Data entries:
Begin

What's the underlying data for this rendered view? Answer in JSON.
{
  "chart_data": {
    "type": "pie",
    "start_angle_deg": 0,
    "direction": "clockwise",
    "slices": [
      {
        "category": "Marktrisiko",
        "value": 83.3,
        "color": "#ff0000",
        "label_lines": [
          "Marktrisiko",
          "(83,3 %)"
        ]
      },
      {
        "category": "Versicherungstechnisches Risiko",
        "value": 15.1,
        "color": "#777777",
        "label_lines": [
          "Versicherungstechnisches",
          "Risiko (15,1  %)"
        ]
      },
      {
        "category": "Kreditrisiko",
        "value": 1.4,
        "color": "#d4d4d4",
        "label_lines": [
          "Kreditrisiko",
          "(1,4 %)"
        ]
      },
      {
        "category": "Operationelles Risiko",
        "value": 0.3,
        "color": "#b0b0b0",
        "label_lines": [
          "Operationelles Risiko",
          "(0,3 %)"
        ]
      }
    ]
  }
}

End

Exercise goal » Extract all of the data above without altering anything.

Exercise answer »
What's the underlying data for this rendered view? Answer in JSON.
{
  "chart_data": {
    "type": "pie",
    "start_angle_deg": 0,
    "direction": "clockwise",
    "slices": [
      {
        "category": "Marktrisiko",
        "value": 83.3,
        "color": "#ff0000",
        "label_lines": [
          "Marktrisiko",
          "(83,3 %)"
        ]
      },
      {
        "category": "Versicherungstechnisches Risiko",
        "value": 15.1,
        "color": "#777777",
        "label_lines": [
          "Versicherungstechnisches",
          "Risiko (15,1  %)"
        ]
      },
      {
        "category": "Kreditrisiko",
        "value": 1.4,
        "color": "#d4d4d4",
        "label_lines": [
          "Kreditrisiko",
          "(1,4 %)"
        ]
      },
      {
        "category": "Operationelles Risiko",
        "value": 0.3,
        "color": "#b0b0b0",
        "label_lines": [
          "Operationelles Risiko",
          "(0,3 %)"
        ]
      }
    ]
  }
}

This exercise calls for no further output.